Begin
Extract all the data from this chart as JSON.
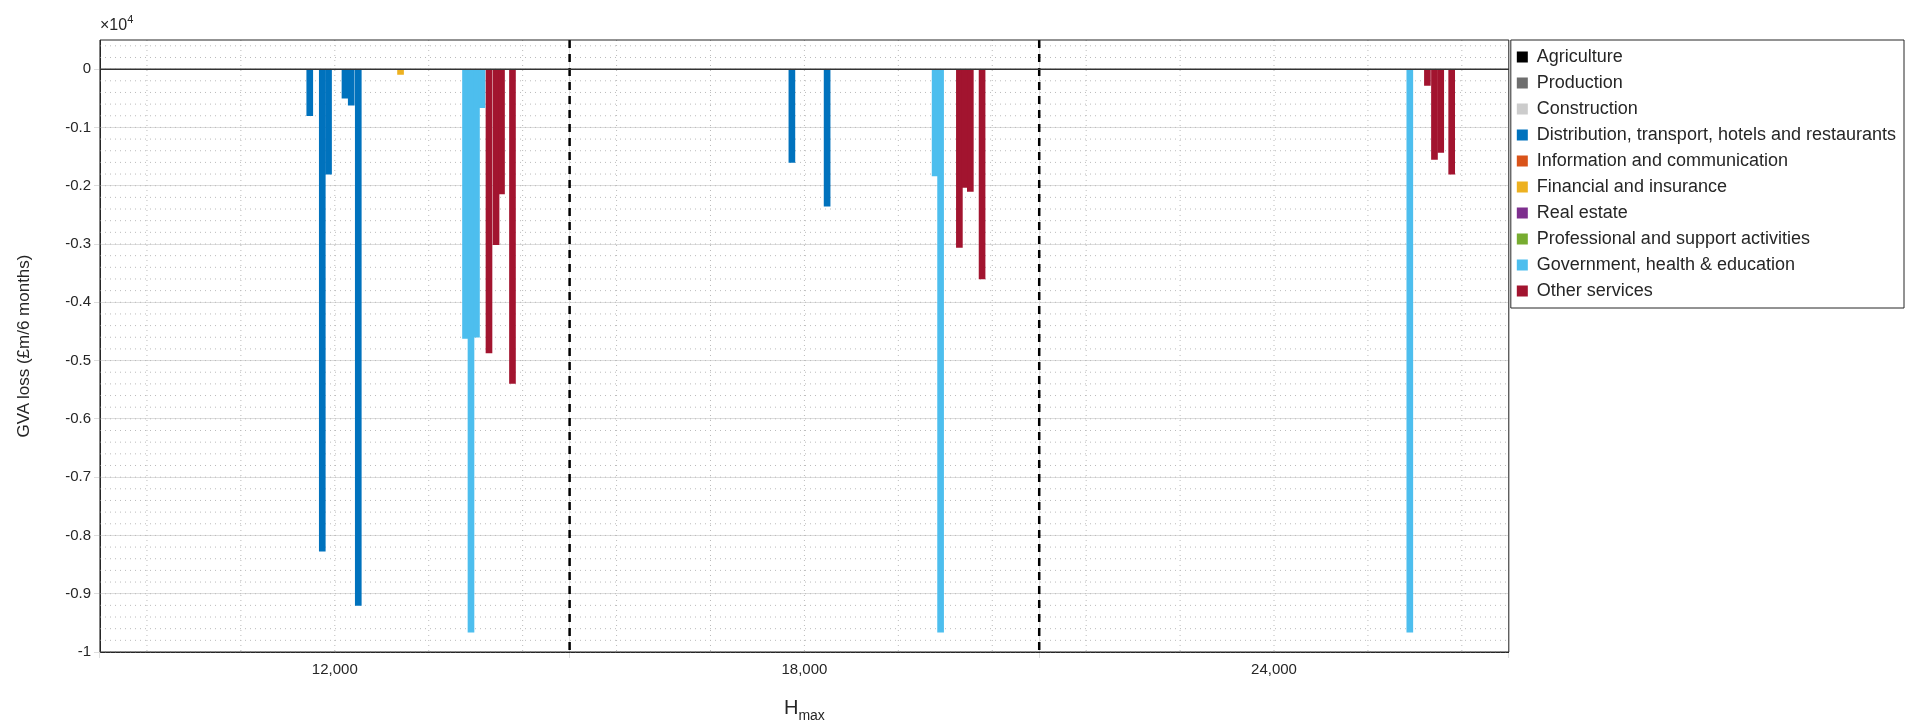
{
  "chart_data": {
    "type": "bar",
    "xlabel": "H$_{max}$",
    "ylabel": "GVA loss (£m/6 months)",
    "annotations": [
      "×10$^{4}$"
    ],
    "xlim": [
      9000,
      27000
    ],
    "xticks": [
      {
        "value": 12000,
        "label": "12,000"
      },
      {
        "value": 18000,
        "label": "18,000"
      },
      {
        "value": 24000,
        "label": "24,000"
      }
    ],
    "ylim": [
      -1,
      0.05
    ],
    "yticks": [
      -1,
      -0.9,
      -0.8,
      -0.7,
      -0.6,
      -0.5,
      -0.4,
      -0.3,
      -0.2,
      -0.1,
      0
    ],
    "grid": true,
    "legend": "right",
    "ref_lines": [
      {
        "axis": "x",
        "value": 15000,
        "color": "#000000",
        "line_style": "dashed"
      },
      {
        "axis": "x",
        "value": 21000,
        "color": "#000000",
        "line_style": "dashed"
      },
      {
        "axis": "y",
        "value": 0,
        "color": "#333333",
        "line_style": "solid"
      }
    ],
    "series": [
      {
        "name": "Agriculture",
        "color": "#000000"
      },
      {
        "name": "Production",
        "color": "#6e6e6e"
      },
      {
        "name": "Construction",
        "color": "#cccccc"
      },
      {
        "name": "Distribution, transport, hotels and restaurants",
        "color": "#0072bd",
        "x": [
          11680,
          11840,
          11920,
          12130,
          12210,
          12300,
          17840,
          18290
        ],
        "values": [
          -0.08,
          -0.827,
          -0.18,
          -0.05,
          -0.062,
          -0.92,
          -0.16,
          -0.235
        ]
      },
      {
        "name": "Information and communication",
        "color": "#d95319"
      },
      {
        "name": "Financial and insurance",
        "color": "#edb120",
        "x": [
          12840
        ],
        "values": [
          -0.009
        ]
      },
      {
        "name": "Real estate",
        "color": "#7e2f8e"
      },
      {
        "name": "Professional and support activities",
        "color": "#77ac30"
      },
      {
        "name": "Government, health & education",
        "color": "#4dbeee",
        "x": [
          13670,
          13740,
          13810,
          13880,
          19670,
          19740,
          25735
        ],
        "values": [
          -0.462,
          -0.966,
          -0.46,
          -0.066,
          -0.183,
          -0.966,
          -0.966
        ]
      },
      {
        "name": "Other services",
        "color": "#a2142f",
        "x": [
          13970,
          14060,
          14130,
          14270,
          19980,
          20050,
          20120,
          20270,
          25960,
          26050,
          26130,
          26270
        ],
        "values": [
          -0.487,
          -0.301,
          -0.214,
          -0.539,
          -0.306,
          -0.203,
          -0.21,
          -0.36,
          -0.028,
          -0.155,
          -0.143,
          -0.18
        ]
      }
    ]
  }
}
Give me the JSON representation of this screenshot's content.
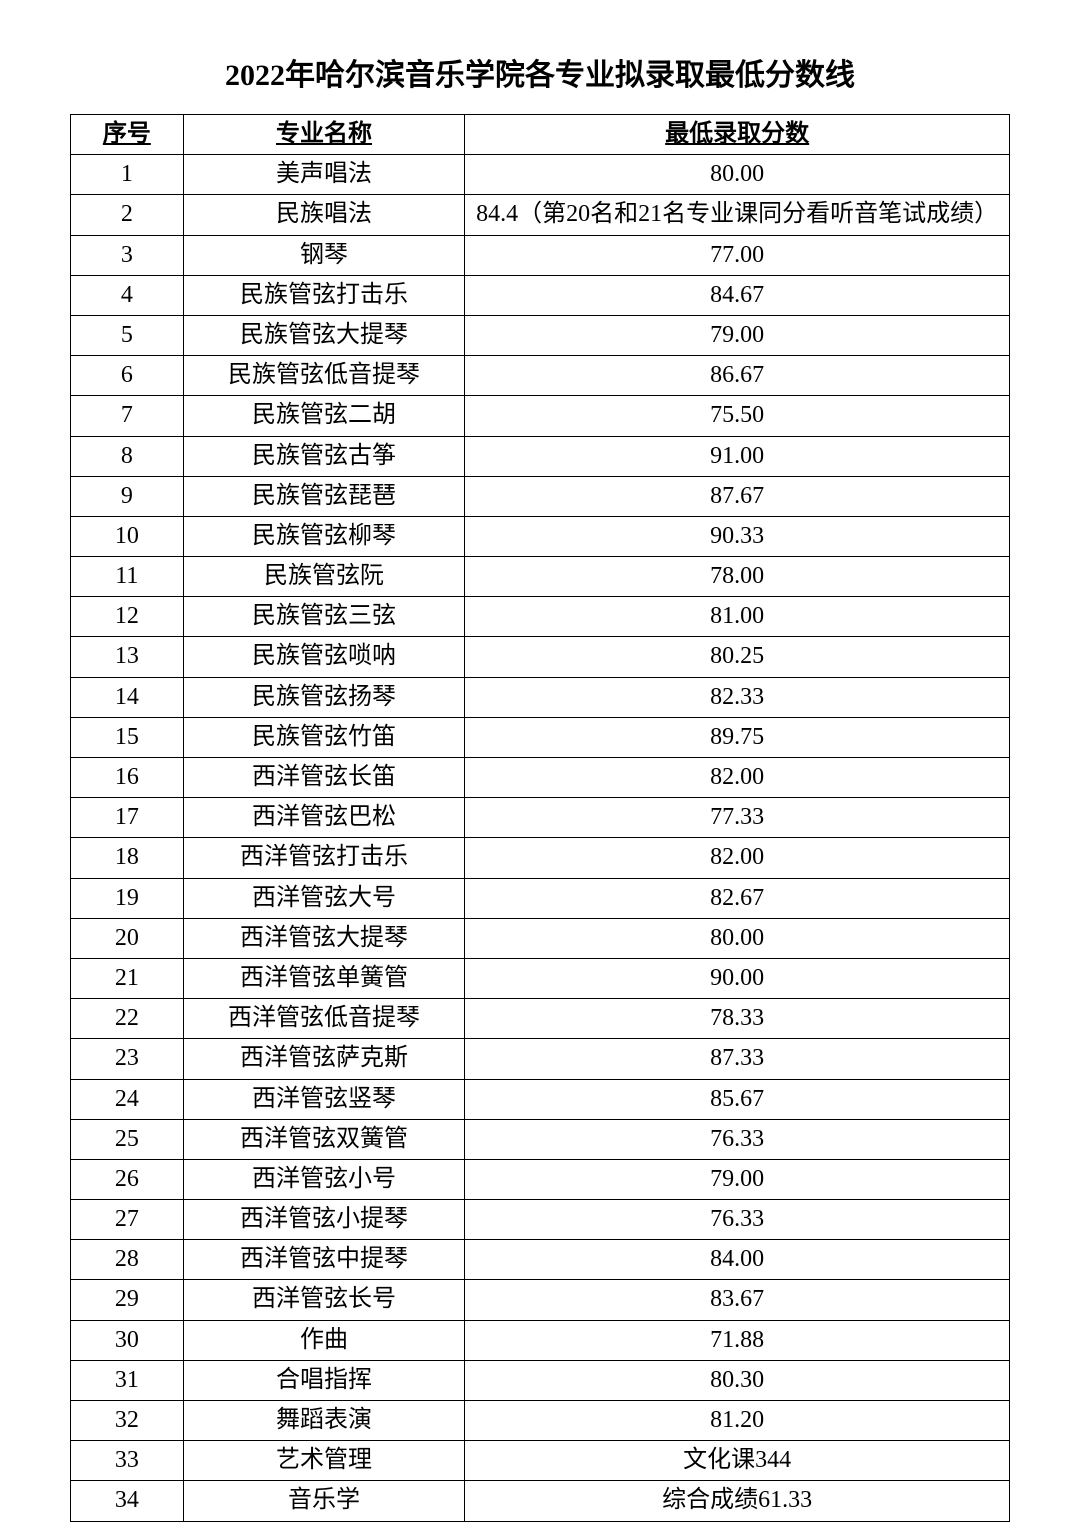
{
  "title": "2022年哈尔滨音乐学院各专业拟录取最低分数线",
  "table": {
    "columns": [
      "序号",
      "专业名称",
      "最低录取分数"
    ],
    "rows": [
      [
        "1",
        "美声唱法",
        "80.00"
      ],
      [
        "2",
        "民族唱法",
        "84.4（第20名和21名专业课同分看听音笔试成绩）"
      ],
      [
        "3",
        "钢琴",
        "77.00"
      ],
      [
        "4",
        "民族管弦打击乐",
        "84.67"
      ],
      [
        "5",
        "民族管弦大提琴",
        "79.00"
      ],
      [
        "6",
        "民族管弦低音提琴",
        "86.67"
      ],
      [
        "7",
        "民族管弦二胡",
        "75.50"
      ],
      [
        "8",
        "民族管弦古筝",
        "91.00"
      ],
      [
        "9",
        "民族管弦琵琶",
        "87.67"
      ],
      [
        "10",
        "民族管弦柳琴",
        "90.33"
      ],
      [
        "11",
        "民族管弦阮",
        "78.00"
      ],
      [
        "12",
        "民族管弦三弦",
        "81.00"
      ],
      [
        "13",
        "民族管弦唢呐",
        "80.25"
      ],
      [
        "14",
        "民族管弦扬琴",
        "82.33"
      ],
      [
        "15",
        "民族管弦竹笛",
        "89.75"
      ],
      [
        "16",
        "西洋管弦长笛",
        "82.00"
      ],
      [
        "17",
        "西洋管弦巴松",
        "77.33"
      ],
      [
        "18",
        "西洋管弦打击乐",
        "82.00"
      ],
      [
        "19",
        "西洋管弦大号",
        "82.67"
      ],
      [
        "20",
        "西洋管弦大提琴",
        "80.00"
      ],
      [
        "21",
        "西洋管弦单簧管",
        "90.00"
      ],
      [
        "22",
        "西洋管弦低音提琴",
        "78.33"
      ],
      [
        "23",
        "西洋管弦萨克斯",
        "87.33"
      ],
      [
        "24",
        "西洋管弦竖琴",
        "85.67"
      ],
      [
        "25",
        "西洋管弦双簧管",
        "76.33"
      ],
      [
        "26",
        "西洋管弦小号",
        "79.00"
      ],
      [
        "27",
        "西洋管弦小提琴",
        "76.33"
      ],
      [
        "28",
        "西洋管弦中提琴",
        "84.00"
      ],
      [
        "29",
        "西洋管弦长号",
        "83.67"
      ],
      [
        "30",
        "作曲",
        "71.88"
      ],
      [
        "31",
        "合唱指挥",
        "80.30"
      ],
      [
        "32",
        "舞蹈表演",
        "81.20"
      ],
      [
        "33",
        "艺术管理",
        "文化课344"
      ],
      [
        "34",
        "音乐学",
        "综合成绩61.33"
      ]
    ],
    "border_color": "#000000",
    "text_color": "#000000",
    "background_color": "#ffffff",
    "header_fontsize": 24,
    "cell_fontsize": 24,
    "title_fontsize": 30
  }
}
End
_Goal_.
Without the pictures, print the whole listing exactly as given.

_Right answer_.
Extract all the data from this chart as JSON.
{
  "chart_data": {
    "type": "bar",
    "xlabel": "H$_{max}$",
    "ylabel": "GVA loss (£m/6 months)",
    "annotations": [
      "×10$^{4}$"
    ],
    "xlim": [
      9000,
      27000
    ],
    "xticks": [
      {
        "value": 12000,
        "label": "12,000"
      },
      {
        "value": 18000,
        "label": "18,000"
      },
      {
        "value": 24000,
        "label": "24,000"
      }
    ],
    "ylim": [
      -1,
      0.05
    ],
    "yticks": [
      -1,
      -0.9,
      -0.8,
      -0.7,
      -0.6,
      -0.5,
      -0.4,
      -0.3,
      -0.2,
      -0.1,
      0
    ],
    "grid": true,
    "legend": "right",
    "ref_lines": [
      {
        "axis": "x",
        "value": 15000,
        "color": "#000000",
        "line_style": "dashed"
      },
      {
        "axis": "x",
        "value": 21000,
        "color": "#000000",
        "line_style": "dashed"
      },
      {
        "axis": "y",
        "value": 0,
        "color": "#333333",
        "line_style": "solid"
      }
    ],
    "series": [
      {
        "name": "Agriculture",
        "color": "#000000"
      },
      {
        "name": "Production",
        "color": "#6e6e6e"
      },
      {
        "name": "Construction",
        "color": "#cccccc"
      },
      {
        "name": "Distribution, transport, hotels and restaurants",
        "color": "#0072bd",
        "x": [
          11680,
          11840,
          11920,
          12130,
          12210,
          12300,
          17840,
          18290
        ],
        "values": [
          -0.08,
          -0.827,
          -0.18,
          -0.05,
          -0.062,
          -0.92,
          -0.16,
          -0.235
        ]
      },
      {
        "name": "Information and communication",
        "color": "#d95319"
      },
      {
        "name": "Financial and insurance",
        "color": "#edb120",
        "x": [
          12840
        ],
        "values": [
          -0.009
        ]
      },
      {
        "name": "Real estate",
        "color": "#7e2f8e"
      },
      {
        "name": "Professional and support activities",
        "color": "#77ac30"
      },
      {
        "name": "Government, health & education",
        "color": "#4dbeee",
        "x": [
          13670,
          13740,
          13810,
          13880,
          19670,
          19740,
          25735
        ],
        "values": [
          -0.462,
          -0.966,
          -0.46,
          -0.066,
          -0.183,
          -0.966,
          -0.966
        ]
      },
      {
        "name": "Other services",
        "color": "#a2142f",
        "x": [
          13970,
          14060,
          14130,
          14270,
          19980,
          20050,
          20120,
          20270,
          25960,
          26050,
          26130,
          26270
        ],
        "values": [
          -0.487,
          -0.301,
          -0.214,
          -0.539,
          -0.306,
          -0.203,
          -0.21,
          -0.36,
          -0.028,
          -0.155,
          -0.143,
          -0.18
        ]
      }
    ]
  }
}
Give me the JSON representation of this screenshot's content.
{
  "title": "2022年哈尔滨音乐学院各专业拟录取最低分数线",
  "table": {
    "columns": [
      "序号",
      "专业名称",
      "最低录取分数"
    ],
    "rows": [
      [
        "1",
        "美声唱法",
        "80.00"
      ],
      [
        "2",
        "民族唱法",
        "84.4（第20名和21名专业课同分看听音笔试成绩）"
      ],
      [
        "3",
        "钢琴",
        "77.00"
      ],
      [
        "4",
        "民族管弦打击乐",
        "84.67"
      ],
      [
        "5",
        "民族管弦大提琴",
        "79.00"
      ],
      [
        "6",
        "民族管弦低音提琴",
        "86.67"
      ],
      [
        "7",
        "民族管弦二胡",
        "75.50"
      ],
      [
        "8",
        "民族管弦古筝",
        "91.00"
      ],
      [
        "9",
        "民族管弦琵琶",
        "87.67"
      ],
      [
        "10",
        "民族管弦柳琴",
        "90.33"
      ],
      [
        "11",
        "民族管弦阮",
        "78.00"
      ],
      [
        "12",
        "民族管弦三弦",
        "81.00"
      ],
      [
        "13",
        "民族管弦唢呐",
        "80.25"
      ],
      [
        "14",
        "民族管弦扬琴",
        "82.33"
      ],
      [
        "15",
        "民族管弦竹笛",
        "89.75"
      ],
      [
        "16",
        "西洋管弦长笛",
        "82.00"
      ],
      [
        "17",
        "西洋管弦巴松",
        "77.33"
      ],
      [
        "18",
        "西洋管弦打击乐",
        "82.00"
      ],
      [
        "19",
        "西洋管弦大号",
        "82.67"
      ],
      [
        "20",
        "西洋管弦大提琴",
        "80.00"
      ],
      [
        "21",
        "西洋管弦单簧管",
        "90.00"
      ],
      [
        "22",
        "西洋管弦低音提琴",
        "78.33"
      ],
      [
        "23",
        "西洋管弦萨克斯",
        "87.33"
      ],
      [
        "24",
        "西洋管弦竖琴",
        "85.67"
      ],
      [
        "25",
        "西洋管弦双簧管",
        "76.33"
      ],
      [
        "26",
        "西洋管弦小号",
        "79.00"
      ],
      [
        "27",
        "西洋管弦小提琴",
        "76.33"
      ],
      [
        "28",
        "西洋管弦中提琴",
        "84.00"
      ],
      [
        "29",
        "西洋管弦长号",
        "83.67"
      ],
      [
        "30",
        "作曲",
        "71.88"
      ],
      [
        "31",
        "合唱指挥",
        "80.30"
      ],
      [
        "32",
        "舞蹈表演",
        "81.20"
      ],
      [
        "33",
        "艺术管理",
        "文化课344"
      ],
      [
        "34",
        "音乐学",
        "综合成绩61.33"
      ]
    ],
    "border_color": "#000000",
    "text_color": "#000000",
    "background_color": "#ffffff",
    "header_fontsize": 24,
    "cell_fontsize": 24,
    "title_fontsize": 30
  }
}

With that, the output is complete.